**TASK TO CARRY OUT:** Emit the data below verbatim, stripping out any pictures.

**EXCERPTED RECORDS:**

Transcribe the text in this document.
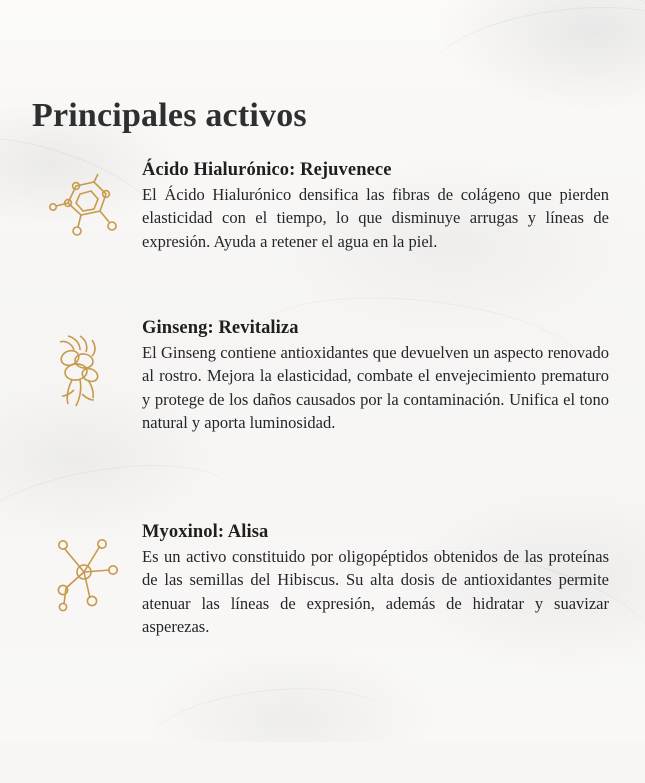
Principales activos
Ácido Hialurónico: Rejuvenece

El Ácido Hialurónico densifica las fibras de colágeno que pierden elasticidad con el tiempo, lo que disminuye arrugas y líneas de expresión. Ayuda a retener el agua en la piel.

Ginseng: Revitaliza

El Ginseng contiene antioxidantes que devuelven un aspecto renovado al rostro. Mejora la elasticidad, combate el envejecimiento prematuro y protege de los daños causados por la contaminación. Unifica el tono natural y aporta luminosidad.

Myoxinol: Alisa

Es un activo constituido por oligopéptidos obtenidos de las proteínas de las semillas del Hibiscus. Su alta dosis de antioxidantes permite atenuar las líneas de expresión, además de hidratar y suavizar asperezas.
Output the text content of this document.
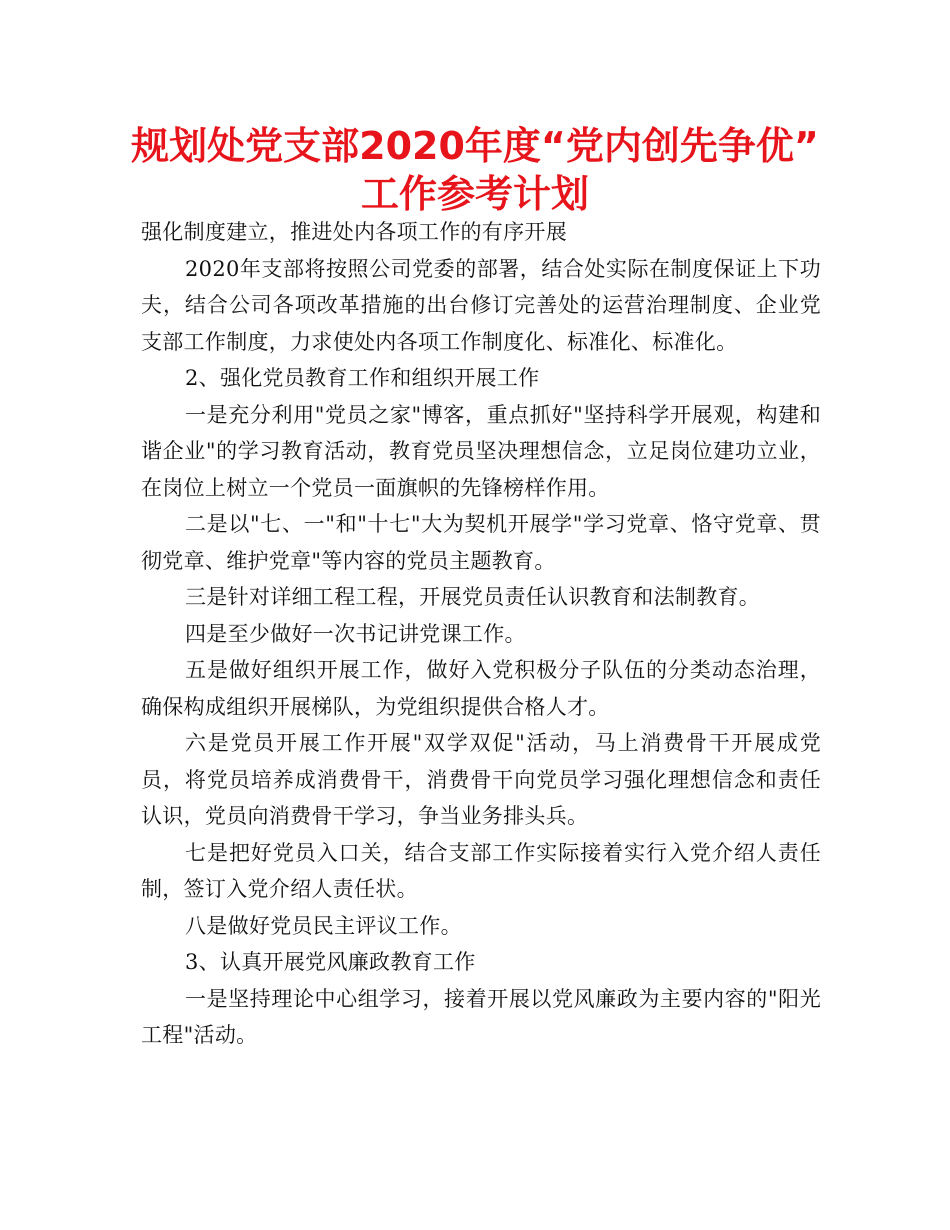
规划处党支部2020年度“党内创先争优”
工作参考计划

强化制度建立，推进处内各项工作的有序开展

2020年支部将按照公司党委的部署，结合处实际在制度保证上下功夫，结合公司各项改革措施的出台修订完善处的运营治理制度、企业党支部工作制度，力求使处内各项工作制度化、标准化、标准化。

2、强化党员教育工作和组织开展工作

一是充分利用"党员之家"博客，重点抓好"坚持科学开展观，构建和谐企业"的学习教育活动，教育党员坚决理想信念，立足岗位建功立业，在岗位上树立一个党员一面旗帜的先锋榜样作用。

二是以"七、一"和"十七"大为契机开展学"学习党章、恪守党章、贯彻党章、维护党章"等内容的党员主题教育。

三是针对详细工程工程，开展党员责任认识教育和法制教育。

四是至少做好一次书记讲党课工作。

五是做好组织开展工作，做好入党积极分子队伍的分类动态治理，确保构成组织开展梯队，为党组织提供合格人才。

六是党员开展工作开展"双学双促"活动，马上消费骨干开展成党员，将党员培养成消费骨干，消费骨干向党员学习强化理想信念和责任认识，党员向消费骨干学习，争当业务排头兵。

七是把好党员入口关，结合支部工作实际接着实行入党介绍人责任制，签订入党介绍人责任状。

八是做好党员民主评议工作。

3、认真开展党风廉政教育工作

一是坚持理论中心组学习，接着开展以党风廉政为主要内容的"阳光工程"活动。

**WRITTEN RESPONSE:**
Transcribe the text in this document.
Principales activos
Ácido Hialurónico: Rejuvenece

El Ácido Hialurónico densifica las fibras de colágeno que pierden elasticidad con el tiempo, lo que disminuye arrugas y líneas de expresión. Ayuda a retener el agua en la piel.

Ginseng: Revitaliza

El Ginseng contiene antioxidantes que devuelven un aspecto renovado al rostro. Mejora la elasticidad, combate el envejecimiento prematuro y protege de los daños causados por la contaminación. Unifica el tono natural y aporta luminosidad.

Myoxinol: Alisa

Es un activo constituido por oligopéptidos obtenidos de las proteínas de las semillas del Hibiscus. Su alta dosis de antioxidantes permite atenuar las líneas de expresión, además de hidratar y suavizar asperezas.
Output the text content of this document.
规划处党支部2020年度“党内创先争优”
工作参考计划

强化制度建立，推进处内各项工作的有序开展

2020年支部将按照公司党委的部署，结合处实际在制度保证上下功夫，结合公司各项改革措施的出台修订完善处的运营治理制度、企业党支部工作制度，力求使处内各项工作制度化、标准化、标准化。

2、强化党员教育工作和组织开展工作

一是充分利用"党员之家"博客，重点抓好"坚持科学开展观，构建和谐企业"的学习教育活动，教育党员坚决理想信念，立足岗位建功立业，在岗位上树立一个党员一面旗帜的先锋榜样作用。

二是以"七、一"和"十七"大为契机开展学"学习党章、恪守党章、贯彻党章、维护党章"等内容的党员主题教育。

三是针对详细工程工程，开展党员责任认识教育和法制教育。

四是至少做好一次书记讲党课工作。

五是做好组织开展工作，做好入党积极分子队伍的分类动态治理，确保构成组织开展梯队，为党组织提供合格人才。

六是党员开展工作开展"双学双促"活动，马上消费骨干开展成党员，将党员培养成消费骨干，消费骨干向党员学习强化理想信念和责任认识，党员向消费骨干学习，争当业务排头兵。

七是把好党员入口关，结合支部工作实际接着实行入党介绍人责任制，签订入党介绍人责任状。

八是做好党员民主评议工作。

3、认真开展党风廉政教育工作

一是坚持理论中心组学习，接着开展以党风廉政为主要内容的"阳光工程"活动。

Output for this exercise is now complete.